§ Exercise details:
Count how many lines contain the word "triangle". Respond with the number alone.

[Entries with figure data]
-- START --

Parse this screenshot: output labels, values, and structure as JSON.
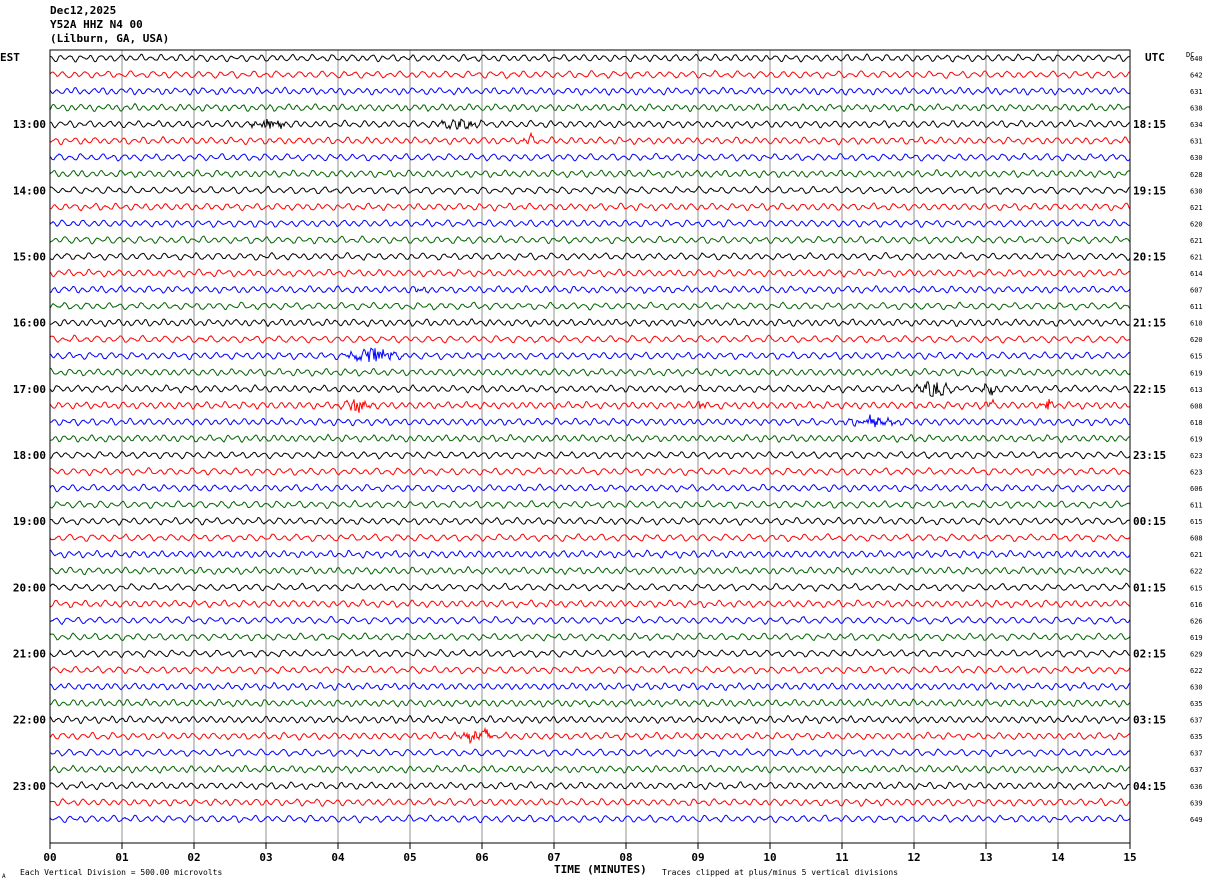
{
  "header": {
    "date": "Dec12,2025",
    "station": "Y52A HHZ N4 00",
    "location": "(Lilburn, GA, USA)"
  },
  "chart_data": {
    "type": "line",
    "title": "",
    "xlabel": "TIME (MINUTES)",
    "xlim": [
      0,
      15
    ],
    "x_ticks": [
      "00",
      "01",
      "02",
      "03",
      "04",
      "05",
      "06",
      "07",
      "08",
      "09",
      "10",
      "11",
      "12",
      "13",
      "14",
      "15"
    ],
    "left_axis_title": "EST",
    "right_axis_title": "UTC",
    "dc_title": "DC",
    "grid": true,
    "trace_colors": [
      "#000000",
      "#ff0000",
      "#0000ff",
      "#006400"
    ],
    "left_time_labels": [
      {
        "trace": 4,
        "label": "13:00"
      },
      {
        "trace": 8,
        "label": "14:00"
      },
      {
        "trace": 12,
        "label": "15:00"
      },
      {
        "trace": 16,
        "label": "16:00"
      },
      {
        "trace": 20,
        "label": "17:00"
      },
      {
        "trace": 24,
        "label": "18:00"
      },
      {
        "trace": 28,
        "label": "19:00"
      },
      {
        "trace": 32,
        "label": "20:00"
      },
      {
        "trace": 36,
        "label": "21:00"
      },
      {
        "trace": 40,
        "label": "22:00"
      },
      {
        "trace": 44,
        "label": "23:00"
      }
    ],
    "right_time_labels": [
      {
        "trace": 4,
        "label": "18:15"
      },
      {
        "trace": 8,
        "label": "19:15"
      },
      {
        "trace": 12,
        "label": "20:15"
      },
      {
        "trace": 16,
        "label": "21:15"
      },
      {
        "trace": 20,
        "label": "22:15"
      },
      {
        "trace": 24,
        "label": "23:15"
      },
      {
        "trace": 28,
        "label": "00:15"
      },
      {
        "trace": 32,
        "label": "01:15"
      },
      {
        "trace": 36,
        "label": "02:15"
      },
      {
        "trace": 40,
        "label": "03:15"
      },
      {
        "trace": 44,
        "label": "04:15"
      }
    ],
    "dc_values": [
      "640",
      "642",
      "631",
      "638",
      "634",
      "631",
      "630",
      "628",
      "630",
      "621",
      "620",
      "621",
      "621",
      "614",
      "607",
      "611",
      "610",
      "620",
      "615",
      "619",
      "613",
      "608",
      "618",
      "619",
      "623",
      "623",
      "606",
      "611",
      "615",
      "608",
      "621",
      "622",
      "615",
      "616",
      "626",
      "619",
      "629",
      "622",
      "630",
      "635",
      "637",
      "635",
      "637",
      "637",
      "636",
      "639",
      "649"
    ],
    "events": [
      {
        "trace": 4,
        "minute": 3.05,
        "amp": 1.6,
        "dur": 0.35
      },
      {
        "trace": 4,
        "minute": 5.7,
        "amp": 1.4,
        "dur": 0.4
      },
      {
        "trace": 5,
        "minute": 6.65,
        "amp": 2.0,
        "dur": 0.12
      },
      {
        "trace": 14,
        "minute": 5.15,
        "amp": 1.2,
        "dur": 0.15
      },
      {
        "trace": 18,
        "minute": 4.5,
        "amp": 2.6,
        "dur": 0.45
      },
      {
        "trace": 20,
        "minute": 12.3,
        "amp": 2.4,
        "dur": 0.3
      },
      {
        "trace": 20,
        "minute": 13.05,
        "amp": 2.0,
        "dur": 0.12
      },
      {
        "trace": 21,
        "minute": 4.25,
        "amp": 2.0,
        "dur": 0.3
      },
      {
        "trace": 21,
        "minute": 9.05,
        "amp": 1.8,
        "dur": 0.1
      },
      {
        "trace": 21,
        "minute": 13.05,
        "amp": 1.8,
        "dur": 0.1
      },
      {
        "trace": 21,
        "minute": 13.85,
        "amp": 1.8,
        "dur": 0.12
      },
      {
        "trace": 22,
        "minute": 11.4,
        "amp": 1.6,
        "dur": 0.5
      },
      {
        "trace": 41,
        "minute": 5.95,
        "amp": 2.0,
        "dur": 0.4
      }
    ]
  },
  "footer": {
    "division_note": "Each Vertical Division =  500.00 microvolts",
    "clip_note": "Traces clipped at plus/minus 5 vertical divisions",
    "corner_mark": "A"
  }
}
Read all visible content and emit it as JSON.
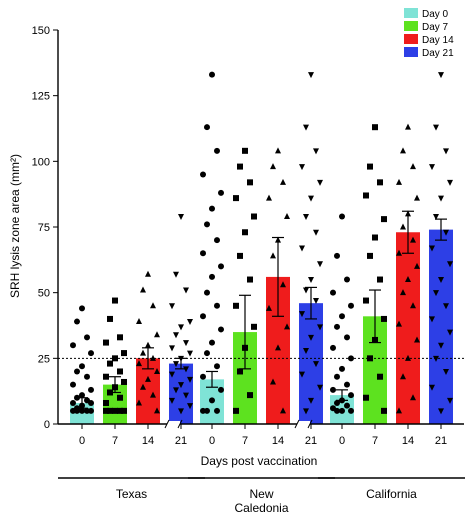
{
  "chart_data": {
    "type": "bar",
    "title": "",
    "xlabel": "Days post vaccination",
    "ylabel": "SRH lysis zone area (mm²)",
    "ylim": [
      0,
      150
    ],
    "yticks": [
      0,
      25,
      50,
      75,
      100,
      125,
      150
    ],
    "threshold": 25,
    "legend_position": "top-right",
    "grid": false,
    "categories": [
      "0",
      "7",
      "14",
      "21"
    ],
    "series": [
      {
        "name": "Day 0",
        "color": "#7fe3d6",
        "marker": "circle"
      },
      {
        "name": "Day 7",
        "color": "#5de21f",
        "marker": "square"
      },
      {
        "name": "Day 14",
        "color": "#ef1c1c",
        "marker": "triangle-up"
      },
      {
        "name": "Day 21",
        "color": "#2d3fe6",
        "marker": "triangle-down"
      }
    ],
    "groups": [
      {
        "name": "Texas",
        "means": [
          8,
          15,
          25,
          23
        ],
        "errors": [
          2,
          3,
          4,
          2
        ],
        "points": [
          [
            44,
            39,
            33,
            30,
            27,
            22,
            20,
            18,
            15,
            13,
            11,
            10,
            9,
            8,
            8,
            7,
            6,
            5,
            5,
            5,
            5,
            5
          ],
          [
            47,
            40,
            33,
            31,
            27,
            25,
            23,
            20,
            18,
            16,
            14,
            12,
            10,
            8,
            5,
            5,
            5,
            5,
            5
          ],
          [
            57,
            51,
            45,
            39,
            34,
            30,
            27,
            25,
            23,
            20,
            17,
            14,
            11,
            8,
            5
          ],
          [
            79,
            57,
            51,
            45,
            39,
            37,
            34,
            31,
            29,
            27,
            25,
            23,
            21,
            19,
            17,
            15,
            13,
            11,
            9,
            7,
            5
          ]
        ]
      },
      {
        "name": "New\nCaledonia",
        "means": [
          17,
          35,
          56,
          46
        ],
        "errors": [
          3,
          14,
          15,
          6
        ],
        "points": [
          [
            133,
            113,
            104,
            95,
            88,
            82,
            76,
            70,
            65,
            60,
            56,
            50,
            45,
            41,
            36,
            31,
            27,
            22,
            18,
            13,
            9,
            5,
            5,
            5
          ],
          [
            104,
            98,
            92,
            86,
            79,
            73,
            64,
            55,
            45,
            37,
            29,
            20,
            11,
            5
          ],
          [
            104,
            98,
            92,
            86,
            79,
            70,
            64,
            53,
            44,
            37,
            29,
            16,
            5
          ],
          [
            133,
            113,
            104,
            98,
            92,
            86,
            79,
            73,
            67,
            61,
            55,
            51,
            47,
            42,
            37,
            33,
            28,
            23,
            19,
            14,
            9,
            5
          ]
        ]
      },
      {
        "name": "California",
        "means": [
          11,
          41,
          73,
          74
        ],
        "errors": [
          2,
          10,
          8,
          4
        ],
        "points": [
          [
            79,
            64,
            55,
            50,
            45,
            41,
            37,
            33,
            29,
            25,
            21,
            18,
            15,
            13,
            11,
            9,
            8,
            7,
            6,
            5,
            5,
            5
          ],
          [
            113,
            98,
            92,
            87,
            78,
            71,
            64,
            55,
            47,
            40,
            32,
            25,
            18,
            10,
            5
          ],
          [
            113,
            104,
            98,
            92,
            86,
            80,
            75,
            70,
            65,
            60,
            55,
            50,
            45,
            38,
            32,
            25,
            18,
            10,
            5
          ],
          [
            133,
            113,
            104,
            98,
            92,
            86,
            79,
            73,
            67,
            61,
            55,
            50,
            45,
            40,
            35,
            30,
            25,
            20,
            14,
            9,
            5
          ]
        ]
      }
    ]
  }
}
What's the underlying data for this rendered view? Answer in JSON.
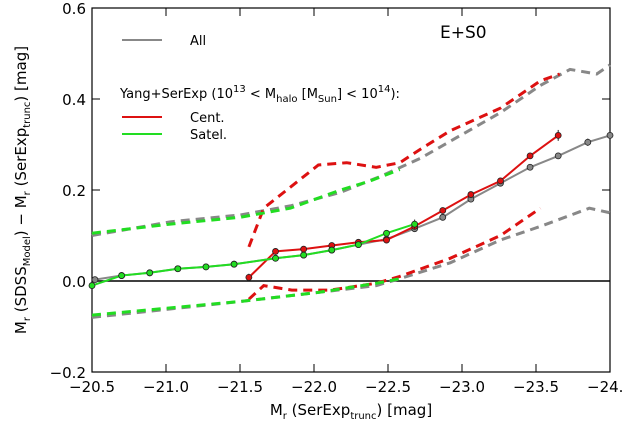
{
  "chart_data": {
    "type": "line",
    "annotation": "E+S0",
    "x_label": [
      "M",
      {
        "text": "r",
        "pos": "sub"
      },
      " (SerExp",
      {
        "text": "trunc",
        "pos": "sub"
      },
      ") [mag]"
    ],
    "y_label": [
      "M",
      {
        "text": "r",
        "pos": "sub"
      },
      " (SDSS",
      {
        "text": "Model",
        "pos": "sub"
      },
      ")  −  M",
      {
        "text": "r",
        "pos": "sub"
      },
      " (SerExp",
      {
        "text": "trunc",
        "pos": "sub"
      },
      ") [mag]"
    ],
    "legend_title": [
      "Yang+SerExp (10",
      {
        "text": "13",
        "pos": "sup"
      },
      " < M",
      {
        "text": "halo",
        "pos": "sub"
      },
      " [M",
      {
        "text": "Sun",
        "pos": "sub"
      },
      "] < 10",
      {
        "text": "14",
        "pos": "sup"
      },
      "):"
    ],
    "xlim": [
      -20.5,
      -24.0
    ],
    "ylim": [
      -0.2,
      0.6
    ],
    "xticks": [
      {
        "value": -20.5,
        "label": "−20.5"
      },
      {
        "value": -21.0,
        "label": "−21.0"
      },
      {
        "value": -21.5,
        "label": "−21.5"
      },
      {
        "value": -22.0,
        "label": "−22.0"
      },
      {
        "value": -22.5,
        "label": "−22.5"
      },
      {
        "value": -23.0,
        "label": "−23.0"
      },
      {
        "value": -23.5,
        "label": "−23.5"
      },
      {
        "value": -24.0,
        "label": "−24.0"
      }
    ],
    "yticks": [
      {
        "value": -0.2,
        "label": "−0.2"
      },
      {
        "value": 0,
        "label": "0.0"
      },
      0.2,
      0.4,
      0.6
    ],
    "hline": 0,
    "series": [
      {
        "name": "All",
        "color": "#888888",
        "x": [
          -20.52,
          -20.7,
          -20.89,
          -21.08,
          -21.27,
          -21.46,
          -21.74,
          -21.93,
          -22.12,
          -22.3,
          -22.49,
          -22.68,
          -22.87,
          -23.06,
          -23.26,
          -23.46,
          -23.65,
          -23.85,
          -24.0
        ],
        "values": [
          0.003,
          0.012,
          0.018,
          0.027,
          0.031,
          0.037,
          0.05,
          0.057,
          0.068,
          0.08,
          0.092,
          0.115,
          0.14,
          0.18,
          0.215,
          0.25,
          0.275,
          0.305,
          0.32
        ],
        "errors": [
          0.003,
          0.003,
          0.003,
          0.003,
          0.003,
          0.003,
          0.003,
          0.003,
          0.003,
          0.003,
          0.004,
          0.004,
          0.004,
          0.005,
          0.005,
          0.006,
          0.006,
          0.008,
          0.008
        ],
        "upper": {
          "x": [
            -20.5,
            -21.03,
            -21.5,
            -21.84,
            -22.18,
            -22.45,
            -22.72,
            -22.99,
            -23.26,
            -23.53,
            -23.73,
            -23.91,
            -24.0
          ],
          "values": [
            0.1,
            0.13,
            0.145,
            0.165,
            0.195,
            0.23,
            0.27,
            0.32,
            0.37,
            0.43,
            0.465,
            0.455,
            0.475
          ]
        },
        "lower": {
          "x": [
            -20.5,
            -21.5,
            -22.03,
            -22.42,
            -22.58,
            -22.92,
            -23.26,
            -23.53,
            -23.86,
            -24.0
          ],
          "values": [
            -0.08,
            -0.045,
            -0.025,
            -0.01,
            0.005,
            0.04,
            0.09,
            0.12,
            0.16,
            0.15
          ]
        }
      },
      {
        "name": "Cent.",
        "color": "#dd1111",
        "x": [
          -21.56,
          -21.74,
          -21.93,
          -22.12,
          -22.3,
          -22.49,
          -22.68,
          -22.87,
          -23.06,
          -23.26,
          -23.46,
          -23.65
        ],
        "values": [
          0.008,
          0.065,
          0.07,
          0.078,
          0.085,
          0.09,
          0.12,
          0.155,
          0.19,
          0.22,
          0.275,
          0.32
        ],
        "errors": [
          0.008,
          0.006,
          0.005,
          0.004,
          0.004,
          0.005,
          0.006,
          0.005,
          0.005,
          0.005,
          0.006,
          0.012
        ],
        "upper": {
          "x": [
            -21.56,
            -21.66,
            -22.03,
            -22.22,
            -22.42,
            -22.58,
            -22.72,
            -22.92,
            -23.26,
            -23.53,
            -23.66
          ],
          "values": [
            0.075,
            0.16,
            0.255,
            0.26,
            0.25,
            0.26,
            0.29,
            0.33,
            0.38,
            0.44,
            0.455
          ]
        },
        "lower": {
          "x": [
            -21.56,
            -21.66,
            -21.85,
            -22.11,
            -22.42,
            -22.58,
            -22.92,
            -23.26,
            -23.53
          ],
          "values": [
            -0.04,
            -0.01,
            -0.02,
            -0.02,
            -0.005,
            0.01,
            0.05,
            0.1,
            0.16
          ]
        }
      },
      {
        "name": "Satel.",
        "color": "#22dd22",
        "x": [
          -20.5,
          -20.7,
          -20.89,
          -21.08,
          -21.27,
          -21.46,
          -21.74,
          -21.93,
          -22.12,
          -22.3,
          -22.49,
          -22.68
        ],
        "values": [
          -0.01,
          0.012,
          0.018,
          0.027,
          0.031,
          0.037,
          0.05,
          0.057,
          0.068,
          0.08,
          0.105,
          0.125
        ],
        "errors": [
          0.006,
          0.003,
          0.003,
          0.003,
          0.003,
          0.003,
          0.003,
          0.003,
          0.003,
          0.004,
          0.006,
          0.01
        ],
        "upper": {
          "x": [
            -20.5,
            -21.03,
            -21.5,
            -21.84,
            -22.18,
            -22.38,
            -22.58
          ],
          "values": [
            0.105,
            0.125,
            0.14,
            0.16,
            0.2,
            0.22,
            0.245
          ]
        },
        "lower": {
          "x": [
            -20.5,
            -21.5,
            -22.03,
            -22.42,
            -22.58
          ],
          "values": [
            -0.075,
            -0.045,
            -0.025,
            -0.005,
            0.005
          ]
        }
      }
    ]
  }
}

-- END --

§ Result of this exercise:
2